*TASK OBJECTIVE:* Leave out the pictures and repeat everything else in the records exactly.
** start RECORDS FOR THE TASK **
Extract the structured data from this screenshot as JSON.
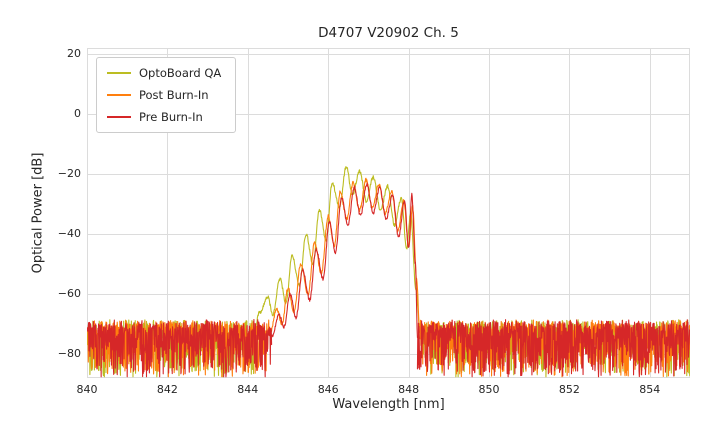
{
  "chart_data": {
    "type": "line",
    "title": "D4707 V20902 Ch. 5",
    "xlabel": "Wavelength [nm]",
    "ylabel": "Optical Power [dB]",
    "xlim": [
      840,
      855
    ],
    "ylim": [
      -88,
      22
    ],
    "xticks": [
      840,
      842,
      844,
      846,
      848,
      850,
      852,
      854
    ],
    "yticks": [
      20,
      0,
      -20,
      -40,
      -60,
      -80
    ],
    "grid": true,
    "legend_position": "upper-left",
    "background_color": "#ffffff",
    "grid_color": "#dcdcdc",
    "text_color": "#262626",
    "series": [
      {
        "name": "OptoBoard QA",
        "color": "#bcbd22",
        "signal_range": [
          844.15,
          848.32
        ],
        "noise": {
          "seed": 7,
          "floor_top_db": -70,
          "spike_depth_db": 17
        },
        "envelope": [
          [
            844.15,
            -72
          ],
          [
            844.3,
            -66
          ],
          [
            844.5,
            -61
          ],
          [
            844.62,
            -67
          ],
          [
            844.8,
            -55
          ],
          [
            844.95,
            -63
          ],
          [
            845.1,
            -47
          ],
          [
            845.28,
            -57
          ],
          [
            845.45,
            -40
          ],
          [
            845.62,
            -50
          ],
          [
            845.78,
            -32
          ],
          [
            845.95,
            -42
          ],
          [
            846.1,
            -23
          ],
          [
            846.28,
            -31
          ],
          [
            846.45,
            -17.5
          ],
          [
            846.6,
            -27
          ],
          [
            846.78,
            -19
          ],
          [
            846.95,
            -29
          ],
          [
            847.12,
            -21
          ],
          [
            847.3,
            -32
          ],
          [
            847.48,
            -24
          ],
          [
            847.65,
            -37
          ],
          [
            847.82,
            -28
          ],
          [
            847.95,
            -45
          ],
          [
            848.05,
            -33
          ],
          [
            848.18,
            -58
          ],
          [
            848.27,
            -70
          ],
          [
            848.32,
            -74
          ]
        ]
      },
      {
        "name": "Post Burn-In",
        "color": "#ff7f0e",
        "signal_range": [
          844.55,
          848.28
        ],
        "noise": {
          "seed": 13,
          "floor_top_db": -70,
          "spike_depth_db": 17
        },
        "envelope": [
          [
            844.55,
            -73
          ],
          [
            844.72,
            -65
          ],
          [
            844.85,
            -70
          ],
          [
            845.0,
            -58
          ],
          [
            845.15,
            -66
          ],
          [
            845.32,
            -50
          ],
          [
            845.5,
            -60
          ],
          [
            845.66,
            -43
          ],
          [
            845.83,
            -53
          ],
          [
            846.0,
            -34
          ],
          [
            846.15,
            -44
          ],
          [
            846.3,
            -26
          ],
          [
            846.46,
            -35
          ],
          [
            846.62,
            -23
          ],
          [
            846.78,
            -32
          ],
          [
            846.94,
            -22
          ],
          [
            847.1,
            -31
          ],
          [
            847.26,
            -23.5
          ],
          [
            847.42,
            -33
          ],
          [
            847.58,
            -26
          ],
          [
            847.73,
            -39
          ],
          [
            847.88,
            -29
          ],
          [
            848.0,
            -44
          ],
          [
            848.1,
            -31
          ],
          [
            848.2,
            -55
          ],
          [
            848.28,
            -73
          ]
        ]
      },
      {
        "name": "Pre Burn-In",
        "color": "#d62728",
        "signal_range": [
          844.6,
          848.22
        ],
        "noise": {
          "seed": 29,
          "floor_top_db": -70,
          "spike_depth_db": 17
        },
        "envelope": [
          [
            844.6,
            -74
          ],
          [
            844.78,
            -67
          ],
          [
            844.9,
            -71
          ],
          [
            845.05,
            -60
          ],
          [
            845.2,
            -68
          ],
          [
            845.36,
            -52
          ],
          [
            845.54,
            -62
          ],
          [
            845.7,
            -45
          ],
          [
            845.87,
            -55
          ],
          [
            846.03,
            -36
          ],
          [
            846.18,
            -46
          ],
          [
            846.33,
            -28
          ],
          [
            846.49,
            -37
          ],
          [
            846.65,
            -24.5
          ],
          [
            846.8,
            -34
          ],
          [
            846.96,
            -23.5
          ],
          [
            847.12,
            -33
          ],
          [
            847.28,
            -24.5
          ],
          [
            847.44,
            -35
          ],
          [
            847.6,
            -27
          ],
          [
            847.75,
            -41
          ],
          [
            847.9,
            -29
          ],
          [
            848.0,
            -45
          ],
          [
            848.08,
            -27
          ],
          [
            848.17,
            -50
          ],
          [
            848.22,
            -74
          ]
        ]
      }
    ]
  }
}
** end RECORDS FOR THE TASK **
*TASK RESULT:*
Extract the structured data from this screenshot as JSON.
{
  "chart_data": {
    "type": "line",
    "title": "D4707 V20902 Ch. 5",
    "xlabel": "Wavelength [nm]",
    "ylabel": "Optical Power [dB]",
    "xlim": [
      840,
      855
    ],
    "ylim": [
      -88,
      22
    ],
    "xticks": [
      840,
      842,
      844,
      846,
      848,
      850,
      852,
      854
    ],
    "yticks": [
      20,
      0,
      -20,
      -40,
      -60,
      -80
    ],
    "grid": true,
    "legend_position": "upper-left",
    "background_color": "#ffffff",
    "grid_color": "#dcdcdc",
    "text_color": "#262626",
    "series": [
      {
        "name": "OptoBoard QA",
        "color": "#bcbd22",
        "signal_range": [
          844.15,
          848.32
        ],
        "noise": {
          "seed": 7,
          "floor_top_db": -70,
          "spike_depth_db": 17
        },
        "envelope": [
          [
            844.15,
            -72
          ],
          [
            844.3,
            -66
          ],
          [
            844.5,
            -61
          ],
          [
            844.62,
            -67
          ],
          [
            844.8,
            -55
          ],
          [
            844.95,
            -63
          ],
          [
            845.1,
            -47
          ],
          [
            845.28,
            -57
          ],
          [
            845.45,
            -40
          ],
          [
            845.62,
            -50
          ],
          [
            845.78,
            -32
          ],
          [
            845.95,
            -42
          ],
          [
            846.1,
            -23
          ],
          [
            846.28,
            -31
          ],
          [
            846.45,
            -17.5
          ],
          [
            846.6,
            -27
          ],
          [
            846.78,
            -19
          ],
          [
            846.95,
            -29
          ],
          [
            847.12,
            -21
          ],
          [
            847.3,
            -32
          ],
          [
            847.48,
            -24
          ],
          [
            847.65,
            -37
          ],
          [
            847.82,
            -28
          ],
          [
            847.95,
            -45
          ],
          [
            848.05,
            -33
          ],
          [
            848.18,
            -58
          ],
          [
            848.27,
            -70
          ],
          [
            848.32,
            -74
          ]
        ]
      },
      {
        "name": "Post Burn-In",
        "color": "#ff7f0e",
        "signal_range": [
          844.55,
          848.28
        ],
        "noise": {
          "seed": 13,
          "floor_top_db": -70,
          "spike_depth_db": 17
        },
        "envelope": [
          [
            844.55,
            -73
          ],
          [
            844.72,
            -65
          ],
          [
            844.85,
            -70
          ],
          [
            845.0,
            -58
          ],
          [
            845.15,
            -66
          ],
          [
            845.32,
            -50
          ],
          [
            845.5,
            -60
          ],
          [
            845.66,
            -43
          ],
          [
            845.83,
            -53
          ],
          [
            846.0,
            -34
          ],
          [
            846.15,
            -44
          ],
          [
            846.3,
            -26
          ],
          [
            846.46,
            -35
          ],
          [
            846.62,
            -23
          ],
          [
            846.78,
            -32
          ],
          [
            846.94,
            -22
          ],
          [
            847.1,
            -31
          ],
          [
            847.26,
            -23.5
          ],
          [
            847.42,
            -33
          ],
          [
            847.58,
            -26
          ],
          [
            847.73,
            -39
          ],
          [
            847.88,
            -29
          ],
          [
            848.0,
            -44
          ],
          [
            848.1,
            -31
          ],
          [
            848.2,
            -55
          ],
          [
            848.28,
            -73
          ]
        ]
      },
      {
        "name": "Pre Burn-In",
        "color": "#d62728",
        "signal_range": [
          844.6,
          848.22
        ],
        "noise": {
          "seed": 29,
          "floor_top_db": -70,
          "spike_depth_db": 17
        },
        "envelope": [
          [
            844.6,
            -74
          ],
          [
            844.78,
            -67
          ],
          [
            844.9,
            -71
          ],
          [
            845.05,
            -60
          ],
          [
            845.2,
            -68
          ],
          [
            845.36,
            -52
          ],
          [
            845.54,
            -62
          ],
          [
            845.7,
            -45
          ],
          [
            845.87,
            -55
          ],
          [
            846.03,
            -36
          ],
          [
            846.18,
            -46
          ],
          [
            846.33,
            -28
          ],
          [
            846.49,
            -37
          ],
          [
            846.65,
            -24.5
          ],
          [
            846.8,
            -34
          ],
          [
            846.96,
            -23.5
          ],
          [
            847.12,
            -33
          ],
          [
            847.28,
            -24.5
          ],
          [
            847.44,
            -35
          ],
          [
            847.6,
            -27
          ],
          [
            847.75,
            -41
          ],
          [
            847.9,
            -29
          ],
          [
            848.0,
            -45
          ],
          [
            848.08,
            -27
          ],
          [
            848.17,
            -50
          ],
          [
            848.22,
            -74
          ]
        ]
      }
    ]
  }
}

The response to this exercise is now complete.